AIM:
Copy every line of the records below that holds the word "this".

◆ ◆ ◆ ◆ ◆ ◆ ◆

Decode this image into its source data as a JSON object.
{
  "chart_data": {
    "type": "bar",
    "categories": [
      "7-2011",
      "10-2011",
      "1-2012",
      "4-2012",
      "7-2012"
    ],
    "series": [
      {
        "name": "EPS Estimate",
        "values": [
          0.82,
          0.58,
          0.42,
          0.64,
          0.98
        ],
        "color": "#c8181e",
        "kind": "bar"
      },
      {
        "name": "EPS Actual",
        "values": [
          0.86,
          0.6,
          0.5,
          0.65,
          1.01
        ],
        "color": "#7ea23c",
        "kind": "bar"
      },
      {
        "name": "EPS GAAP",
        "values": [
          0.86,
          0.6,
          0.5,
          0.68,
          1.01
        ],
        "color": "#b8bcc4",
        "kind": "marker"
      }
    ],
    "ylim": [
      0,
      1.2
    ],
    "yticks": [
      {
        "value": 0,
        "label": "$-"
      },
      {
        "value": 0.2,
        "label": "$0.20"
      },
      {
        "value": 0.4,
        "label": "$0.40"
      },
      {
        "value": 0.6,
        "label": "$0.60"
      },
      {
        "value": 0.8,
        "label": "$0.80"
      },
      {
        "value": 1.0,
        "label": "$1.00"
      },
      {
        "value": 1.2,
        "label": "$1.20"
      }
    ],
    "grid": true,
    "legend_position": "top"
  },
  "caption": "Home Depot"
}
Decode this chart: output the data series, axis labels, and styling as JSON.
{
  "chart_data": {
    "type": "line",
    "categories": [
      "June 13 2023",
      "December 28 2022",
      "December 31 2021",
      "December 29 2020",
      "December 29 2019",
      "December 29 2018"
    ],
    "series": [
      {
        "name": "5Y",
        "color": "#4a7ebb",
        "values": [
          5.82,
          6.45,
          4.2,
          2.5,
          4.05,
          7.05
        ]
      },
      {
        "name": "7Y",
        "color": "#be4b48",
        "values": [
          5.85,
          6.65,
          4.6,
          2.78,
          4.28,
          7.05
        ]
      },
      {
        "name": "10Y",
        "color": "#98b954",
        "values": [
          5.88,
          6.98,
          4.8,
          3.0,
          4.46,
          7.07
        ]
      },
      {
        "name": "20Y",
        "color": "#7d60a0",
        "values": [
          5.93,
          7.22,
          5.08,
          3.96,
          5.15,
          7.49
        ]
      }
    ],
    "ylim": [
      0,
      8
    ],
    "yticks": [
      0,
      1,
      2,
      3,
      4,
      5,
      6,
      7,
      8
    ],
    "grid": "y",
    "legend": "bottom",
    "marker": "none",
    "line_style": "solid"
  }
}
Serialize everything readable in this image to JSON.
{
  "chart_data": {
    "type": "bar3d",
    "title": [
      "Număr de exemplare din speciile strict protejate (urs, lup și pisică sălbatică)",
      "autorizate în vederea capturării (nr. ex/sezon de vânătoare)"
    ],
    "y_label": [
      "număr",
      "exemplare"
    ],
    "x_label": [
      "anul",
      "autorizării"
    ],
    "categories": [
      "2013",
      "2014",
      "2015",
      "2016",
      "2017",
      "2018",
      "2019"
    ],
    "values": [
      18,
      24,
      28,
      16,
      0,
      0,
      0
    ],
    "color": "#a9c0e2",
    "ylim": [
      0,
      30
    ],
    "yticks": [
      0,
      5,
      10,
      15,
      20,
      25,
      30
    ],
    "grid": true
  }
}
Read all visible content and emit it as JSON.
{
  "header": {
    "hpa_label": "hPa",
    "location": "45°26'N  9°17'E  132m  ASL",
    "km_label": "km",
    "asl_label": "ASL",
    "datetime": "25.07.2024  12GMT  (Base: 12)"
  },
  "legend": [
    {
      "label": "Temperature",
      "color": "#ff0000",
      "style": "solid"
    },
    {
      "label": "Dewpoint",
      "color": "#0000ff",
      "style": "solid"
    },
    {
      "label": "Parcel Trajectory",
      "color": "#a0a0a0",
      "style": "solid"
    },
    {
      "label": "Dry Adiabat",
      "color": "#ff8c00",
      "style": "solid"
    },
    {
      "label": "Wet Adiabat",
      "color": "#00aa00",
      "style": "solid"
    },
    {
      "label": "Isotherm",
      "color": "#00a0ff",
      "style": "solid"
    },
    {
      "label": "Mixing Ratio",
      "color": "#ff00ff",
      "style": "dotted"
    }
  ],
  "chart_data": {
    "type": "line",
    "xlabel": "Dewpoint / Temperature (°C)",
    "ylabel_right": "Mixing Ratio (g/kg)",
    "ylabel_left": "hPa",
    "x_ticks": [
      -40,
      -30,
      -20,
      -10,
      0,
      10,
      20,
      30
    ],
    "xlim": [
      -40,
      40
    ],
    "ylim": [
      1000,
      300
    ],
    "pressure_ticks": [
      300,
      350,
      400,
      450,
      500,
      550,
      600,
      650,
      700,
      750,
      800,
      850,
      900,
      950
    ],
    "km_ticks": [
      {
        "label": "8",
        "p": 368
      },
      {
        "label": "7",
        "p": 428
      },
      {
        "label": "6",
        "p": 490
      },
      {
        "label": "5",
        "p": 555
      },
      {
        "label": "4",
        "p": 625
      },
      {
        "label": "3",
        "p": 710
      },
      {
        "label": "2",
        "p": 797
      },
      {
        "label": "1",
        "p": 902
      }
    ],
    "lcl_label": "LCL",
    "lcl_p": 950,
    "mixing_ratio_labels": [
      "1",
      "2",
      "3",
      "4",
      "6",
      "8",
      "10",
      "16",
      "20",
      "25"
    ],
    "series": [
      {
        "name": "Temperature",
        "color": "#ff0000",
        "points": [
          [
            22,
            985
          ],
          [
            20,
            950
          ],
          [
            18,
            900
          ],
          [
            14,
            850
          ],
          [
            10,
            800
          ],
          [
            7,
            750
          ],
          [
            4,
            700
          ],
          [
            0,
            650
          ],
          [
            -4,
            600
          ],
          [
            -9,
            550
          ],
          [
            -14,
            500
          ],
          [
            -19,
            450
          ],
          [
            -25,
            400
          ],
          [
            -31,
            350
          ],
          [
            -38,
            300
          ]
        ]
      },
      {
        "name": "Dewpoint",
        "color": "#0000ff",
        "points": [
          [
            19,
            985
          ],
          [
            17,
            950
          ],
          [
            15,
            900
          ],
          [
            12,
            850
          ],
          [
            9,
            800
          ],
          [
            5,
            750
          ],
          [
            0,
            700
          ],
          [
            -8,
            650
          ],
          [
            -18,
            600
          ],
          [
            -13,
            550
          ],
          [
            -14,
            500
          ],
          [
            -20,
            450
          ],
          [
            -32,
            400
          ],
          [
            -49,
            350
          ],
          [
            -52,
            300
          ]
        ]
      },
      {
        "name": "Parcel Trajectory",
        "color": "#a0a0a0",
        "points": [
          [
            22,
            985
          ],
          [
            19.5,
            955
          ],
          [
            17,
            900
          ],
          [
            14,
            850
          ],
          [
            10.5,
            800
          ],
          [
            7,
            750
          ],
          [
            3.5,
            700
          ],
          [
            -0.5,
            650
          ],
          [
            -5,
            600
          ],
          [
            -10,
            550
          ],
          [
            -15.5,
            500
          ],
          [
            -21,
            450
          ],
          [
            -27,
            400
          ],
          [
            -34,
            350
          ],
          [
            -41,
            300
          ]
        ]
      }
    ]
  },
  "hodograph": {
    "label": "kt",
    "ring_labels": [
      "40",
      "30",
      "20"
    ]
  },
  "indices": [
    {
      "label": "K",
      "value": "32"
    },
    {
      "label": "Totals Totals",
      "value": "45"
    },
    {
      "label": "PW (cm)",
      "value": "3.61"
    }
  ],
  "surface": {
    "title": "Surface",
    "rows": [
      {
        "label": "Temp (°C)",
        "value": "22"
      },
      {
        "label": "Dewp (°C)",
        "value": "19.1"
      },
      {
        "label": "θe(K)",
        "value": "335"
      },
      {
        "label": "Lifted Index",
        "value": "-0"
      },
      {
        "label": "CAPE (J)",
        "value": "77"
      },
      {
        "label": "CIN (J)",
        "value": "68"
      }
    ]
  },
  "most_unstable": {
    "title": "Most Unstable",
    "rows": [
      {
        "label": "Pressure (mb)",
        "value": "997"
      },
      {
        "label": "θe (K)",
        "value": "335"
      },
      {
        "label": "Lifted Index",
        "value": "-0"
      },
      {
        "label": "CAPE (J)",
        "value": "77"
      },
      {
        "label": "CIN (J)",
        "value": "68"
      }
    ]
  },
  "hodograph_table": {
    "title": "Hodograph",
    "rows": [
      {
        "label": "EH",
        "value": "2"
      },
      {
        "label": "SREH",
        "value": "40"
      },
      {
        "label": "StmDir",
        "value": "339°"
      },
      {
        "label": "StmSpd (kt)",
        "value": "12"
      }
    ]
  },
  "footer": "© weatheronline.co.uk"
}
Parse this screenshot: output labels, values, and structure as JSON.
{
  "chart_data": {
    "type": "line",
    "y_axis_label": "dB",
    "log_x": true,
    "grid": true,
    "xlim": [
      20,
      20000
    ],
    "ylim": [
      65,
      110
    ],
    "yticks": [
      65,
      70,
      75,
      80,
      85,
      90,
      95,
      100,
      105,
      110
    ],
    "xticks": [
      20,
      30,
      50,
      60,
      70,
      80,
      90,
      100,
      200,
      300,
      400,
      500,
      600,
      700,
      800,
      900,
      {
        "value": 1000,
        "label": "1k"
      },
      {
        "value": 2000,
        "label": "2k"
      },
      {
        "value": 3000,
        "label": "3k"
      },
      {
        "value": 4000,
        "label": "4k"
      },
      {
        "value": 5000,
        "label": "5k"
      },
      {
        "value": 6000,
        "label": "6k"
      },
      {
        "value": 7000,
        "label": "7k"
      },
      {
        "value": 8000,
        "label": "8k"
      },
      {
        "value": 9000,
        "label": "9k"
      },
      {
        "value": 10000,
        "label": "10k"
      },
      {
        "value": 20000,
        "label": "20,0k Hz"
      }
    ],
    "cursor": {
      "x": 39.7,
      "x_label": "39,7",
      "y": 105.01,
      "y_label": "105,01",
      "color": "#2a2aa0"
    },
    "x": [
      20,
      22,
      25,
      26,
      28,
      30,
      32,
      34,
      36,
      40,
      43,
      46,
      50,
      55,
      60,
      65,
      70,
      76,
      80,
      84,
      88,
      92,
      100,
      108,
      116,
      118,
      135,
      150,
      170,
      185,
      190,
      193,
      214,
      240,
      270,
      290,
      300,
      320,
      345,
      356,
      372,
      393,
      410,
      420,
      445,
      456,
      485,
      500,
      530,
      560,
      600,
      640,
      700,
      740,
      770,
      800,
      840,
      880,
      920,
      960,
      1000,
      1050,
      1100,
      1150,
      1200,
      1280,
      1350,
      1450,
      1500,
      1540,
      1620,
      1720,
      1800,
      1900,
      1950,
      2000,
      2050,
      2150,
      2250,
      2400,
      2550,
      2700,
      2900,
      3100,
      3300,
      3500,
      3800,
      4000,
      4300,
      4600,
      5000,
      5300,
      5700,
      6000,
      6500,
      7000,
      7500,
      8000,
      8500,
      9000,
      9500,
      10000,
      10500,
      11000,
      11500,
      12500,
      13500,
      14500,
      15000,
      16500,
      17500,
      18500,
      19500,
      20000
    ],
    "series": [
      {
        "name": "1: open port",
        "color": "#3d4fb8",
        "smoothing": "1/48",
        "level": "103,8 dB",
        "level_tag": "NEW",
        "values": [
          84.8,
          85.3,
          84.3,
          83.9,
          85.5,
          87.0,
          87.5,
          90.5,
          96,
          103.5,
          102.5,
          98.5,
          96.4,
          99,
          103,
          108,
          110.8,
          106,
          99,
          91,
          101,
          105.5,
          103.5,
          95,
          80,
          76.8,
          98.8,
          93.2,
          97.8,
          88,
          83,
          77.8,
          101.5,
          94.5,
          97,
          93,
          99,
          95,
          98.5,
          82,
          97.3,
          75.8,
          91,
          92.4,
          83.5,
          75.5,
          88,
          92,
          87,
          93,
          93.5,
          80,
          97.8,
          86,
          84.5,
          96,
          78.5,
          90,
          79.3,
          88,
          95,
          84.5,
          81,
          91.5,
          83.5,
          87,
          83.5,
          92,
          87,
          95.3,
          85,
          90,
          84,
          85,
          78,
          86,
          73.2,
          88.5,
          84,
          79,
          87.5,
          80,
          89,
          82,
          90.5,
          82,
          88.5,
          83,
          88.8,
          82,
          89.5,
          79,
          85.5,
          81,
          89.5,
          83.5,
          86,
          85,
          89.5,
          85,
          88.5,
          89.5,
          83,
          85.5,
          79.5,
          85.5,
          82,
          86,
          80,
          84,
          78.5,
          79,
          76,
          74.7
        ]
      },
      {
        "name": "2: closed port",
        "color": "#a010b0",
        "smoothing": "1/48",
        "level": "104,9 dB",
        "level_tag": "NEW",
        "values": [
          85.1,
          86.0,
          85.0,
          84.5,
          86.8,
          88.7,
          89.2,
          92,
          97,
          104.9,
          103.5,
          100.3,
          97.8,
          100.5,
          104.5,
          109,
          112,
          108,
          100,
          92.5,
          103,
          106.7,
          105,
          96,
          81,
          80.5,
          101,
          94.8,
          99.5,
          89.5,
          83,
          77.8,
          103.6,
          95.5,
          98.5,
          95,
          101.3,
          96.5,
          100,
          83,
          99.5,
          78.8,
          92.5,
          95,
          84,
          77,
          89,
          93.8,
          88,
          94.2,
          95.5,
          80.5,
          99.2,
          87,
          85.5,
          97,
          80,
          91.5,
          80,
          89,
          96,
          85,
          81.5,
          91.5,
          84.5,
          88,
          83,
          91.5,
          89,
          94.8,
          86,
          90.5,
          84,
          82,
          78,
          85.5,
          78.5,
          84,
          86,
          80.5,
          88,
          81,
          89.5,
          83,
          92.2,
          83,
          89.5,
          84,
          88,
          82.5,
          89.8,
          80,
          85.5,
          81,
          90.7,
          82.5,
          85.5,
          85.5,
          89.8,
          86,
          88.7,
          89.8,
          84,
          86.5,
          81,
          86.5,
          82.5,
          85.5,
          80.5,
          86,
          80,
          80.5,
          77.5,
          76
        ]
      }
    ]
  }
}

◆ ◆ ◆ ◆ ◆ ◆ ◆

SOLUTION TO THE PROBLEM:
Decode this image into its source data as a JSON object.
Decode this chart: output the data series, axis labels, and styling as JSON.
Serialize everything readable in this image to JSON.
Parse this screenshot: output labels, values, and structure as JSON.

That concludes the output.